Source document section start

Goldman Sachs trims price target on Apple

“Investment bank Goldman Sachs cut its price target on Apple Thursday to reflect lower growth expectations for the smartphone industry,” Spriha Srivastava reports for CNBC. “This follows a recent reduction of the bank’s global smartphone unit growth forecast for 2016 to 5 percent from 6 percent, and to 4 percent from 7 percent for next year.”

“The bank has trimmed its price target to $124 from $136, maintaining a ‘buy’ rating,” Srivastava reports. “Goldman also trimmed predicted iPhone unit sales to 211 million from 212 million for the whole of 2016.”

“The bank further said that the reductions were driven by lower market growth, as well as lower average selling prices on a greater shift from developed to emerging markets. It expects this to drive more sales for the new lower-priced iPhone SE, relative to the higher-priced iPhone 7,” Srivastava reports. “On a brighter note for Apple, Goldman said the consensus on full year 2017 sales is too low as pent up demand will likely coincide with iPhone 7 upgrades… ‘We continue to view consensus estimates for (full year 2017) as too low, as we expect an increase in upgrades with the iPhone 7 based on the pent-up demand evident in our recent U.S. consumer survey, combined with our estimate of 26 percent year-on-year growth in the iPhone installed base as of September 2016.'”

Read more in the full article here.

MacDailyNews Take: This too shall pass.

7 Comments

  1. Yet again, Apple shares are experiencing relentless liquidation. Just as some strength was finally showing up now the rug gets pulled out and again Apple’s stock is falling.

    I am sick and tired of how poorly Apple stock performs.

    1. Totally agree Birdseed – I’ve been saying this for the last 24 months – unlike MSFT, GOOG, and others that get a reasonable PE – Apple seems to be the favourite to manipulate and short, the buyback and dividend really seems to be working (sarcasm) – great idea Apple !!

    2. As ever, keep in mind that stock prices are the effect of human perception in the realms of both reality and fantasy. Right now, AAPL’s price is significantly driven by fantasy in the form of FUD.

      https://en.wikipedia.org/wiki/Fear,_uncertainty_and_doubt

      While the phrase dates to at least the early 20th century, the present common usage of disinformation related to software, hardware and technology industries generally appeared in the 1970s to describe disinformation in the computer hardware industry, and has since been used more broadly.

  2. Let the predictable “actionable research” nonsense appear from those “believable” Financial engineering companies; all they are interested in is that you, the retail idiot investor, sell/buy AAPL, they could not care which, as long as they get their transaction fees and cause churn. Whatever you do, please don’t sit long in AAPL because nobody but you will make money over the long term!

Source document section end

__Your assignment__
Return the part of the Goldman Sachs article that runs from "I am sick and" down to "idea Apple !!", copied word for word.

Recorded information section start

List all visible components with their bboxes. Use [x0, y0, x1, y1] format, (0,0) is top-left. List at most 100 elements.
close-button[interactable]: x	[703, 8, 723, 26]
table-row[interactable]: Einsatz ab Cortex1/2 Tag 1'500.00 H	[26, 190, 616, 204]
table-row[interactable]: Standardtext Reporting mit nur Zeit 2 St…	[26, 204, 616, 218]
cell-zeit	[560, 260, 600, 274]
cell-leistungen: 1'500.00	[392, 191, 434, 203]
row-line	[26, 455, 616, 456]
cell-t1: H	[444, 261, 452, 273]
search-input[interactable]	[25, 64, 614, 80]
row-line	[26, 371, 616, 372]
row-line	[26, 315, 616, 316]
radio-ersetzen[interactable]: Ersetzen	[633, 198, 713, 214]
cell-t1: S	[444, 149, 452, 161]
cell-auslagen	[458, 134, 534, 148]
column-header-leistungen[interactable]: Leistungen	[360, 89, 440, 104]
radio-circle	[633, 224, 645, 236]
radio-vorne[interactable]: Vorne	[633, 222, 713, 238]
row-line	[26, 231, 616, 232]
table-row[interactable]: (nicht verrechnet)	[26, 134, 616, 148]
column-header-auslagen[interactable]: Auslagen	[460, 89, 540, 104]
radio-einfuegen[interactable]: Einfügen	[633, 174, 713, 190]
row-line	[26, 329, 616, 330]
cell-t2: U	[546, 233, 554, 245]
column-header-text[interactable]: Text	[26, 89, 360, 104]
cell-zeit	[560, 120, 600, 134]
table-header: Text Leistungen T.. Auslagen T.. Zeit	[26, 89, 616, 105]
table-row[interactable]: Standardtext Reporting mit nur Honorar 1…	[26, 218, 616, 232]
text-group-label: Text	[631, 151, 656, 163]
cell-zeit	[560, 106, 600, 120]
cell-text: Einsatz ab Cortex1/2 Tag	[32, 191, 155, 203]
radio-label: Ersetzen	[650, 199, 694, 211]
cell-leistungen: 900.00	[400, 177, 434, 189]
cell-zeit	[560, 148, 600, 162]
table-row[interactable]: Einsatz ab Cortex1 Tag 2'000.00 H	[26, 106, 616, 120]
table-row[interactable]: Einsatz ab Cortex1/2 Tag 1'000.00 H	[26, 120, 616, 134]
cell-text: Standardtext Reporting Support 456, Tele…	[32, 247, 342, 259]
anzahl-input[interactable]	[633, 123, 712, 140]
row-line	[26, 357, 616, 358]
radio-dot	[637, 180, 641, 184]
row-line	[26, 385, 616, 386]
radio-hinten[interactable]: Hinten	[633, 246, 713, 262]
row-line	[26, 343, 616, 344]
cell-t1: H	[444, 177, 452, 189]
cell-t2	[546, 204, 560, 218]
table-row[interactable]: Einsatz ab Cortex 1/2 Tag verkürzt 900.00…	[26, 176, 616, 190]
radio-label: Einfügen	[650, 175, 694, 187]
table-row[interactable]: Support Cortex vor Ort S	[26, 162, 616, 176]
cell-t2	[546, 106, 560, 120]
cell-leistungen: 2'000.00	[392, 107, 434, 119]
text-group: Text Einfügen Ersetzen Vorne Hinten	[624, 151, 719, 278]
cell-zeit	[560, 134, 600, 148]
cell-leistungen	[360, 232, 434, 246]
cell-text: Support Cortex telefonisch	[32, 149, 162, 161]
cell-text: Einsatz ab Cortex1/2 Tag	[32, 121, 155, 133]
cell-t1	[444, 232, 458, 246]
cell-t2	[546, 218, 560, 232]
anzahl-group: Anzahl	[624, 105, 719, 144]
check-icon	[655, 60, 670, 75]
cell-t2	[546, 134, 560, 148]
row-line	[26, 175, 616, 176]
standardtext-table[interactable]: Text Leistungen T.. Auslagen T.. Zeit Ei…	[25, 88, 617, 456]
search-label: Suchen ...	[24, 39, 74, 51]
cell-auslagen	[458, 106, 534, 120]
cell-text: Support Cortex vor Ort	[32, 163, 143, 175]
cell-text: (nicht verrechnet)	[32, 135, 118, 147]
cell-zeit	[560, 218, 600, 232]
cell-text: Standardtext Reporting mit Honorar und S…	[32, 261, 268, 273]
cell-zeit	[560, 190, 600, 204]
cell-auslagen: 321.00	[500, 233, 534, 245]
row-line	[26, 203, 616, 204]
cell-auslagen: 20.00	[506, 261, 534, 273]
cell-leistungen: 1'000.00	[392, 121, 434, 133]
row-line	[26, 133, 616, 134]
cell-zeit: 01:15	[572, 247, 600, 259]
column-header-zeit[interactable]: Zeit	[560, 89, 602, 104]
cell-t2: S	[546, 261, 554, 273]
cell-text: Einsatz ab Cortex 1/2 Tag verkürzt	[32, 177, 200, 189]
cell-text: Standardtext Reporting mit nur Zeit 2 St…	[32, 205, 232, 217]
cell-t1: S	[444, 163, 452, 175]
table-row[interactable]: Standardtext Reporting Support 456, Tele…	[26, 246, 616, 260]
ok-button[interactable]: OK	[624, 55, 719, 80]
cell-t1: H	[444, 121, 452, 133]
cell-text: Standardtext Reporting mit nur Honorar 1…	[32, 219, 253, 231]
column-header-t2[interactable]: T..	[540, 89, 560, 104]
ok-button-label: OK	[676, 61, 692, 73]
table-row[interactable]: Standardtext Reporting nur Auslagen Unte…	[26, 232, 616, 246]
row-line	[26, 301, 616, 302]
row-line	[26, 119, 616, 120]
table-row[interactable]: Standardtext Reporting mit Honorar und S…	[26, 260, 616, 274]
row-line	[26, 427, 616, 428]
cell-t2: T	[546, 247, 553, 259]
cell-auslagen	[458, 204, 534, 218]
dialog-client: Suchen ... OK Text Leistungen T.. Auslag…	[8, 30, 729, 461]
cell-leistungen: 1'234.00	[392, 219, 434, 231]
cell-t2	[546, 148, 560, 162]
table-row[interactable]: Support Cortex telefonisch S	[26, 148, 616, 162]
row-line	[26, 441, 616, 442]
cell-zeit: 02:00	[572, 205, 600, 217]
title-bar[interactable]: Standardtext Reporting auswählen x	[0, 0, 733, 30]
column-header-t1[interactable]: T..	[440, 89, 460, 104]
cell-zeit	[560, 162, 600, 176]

Recorded information section end

__Result of the exercise__
I am sick and tired of how poorly Apple stock performs.

    1. Totally agree Birdseed – I’ve been saying this for the last 24 months – unlike MSFT, GOOG, and others that get a reasonable PE – Apple seems to be the favourite to manipulate and short, the buyback and dividend really seems to be working (sarcasm) – great idea Apple !!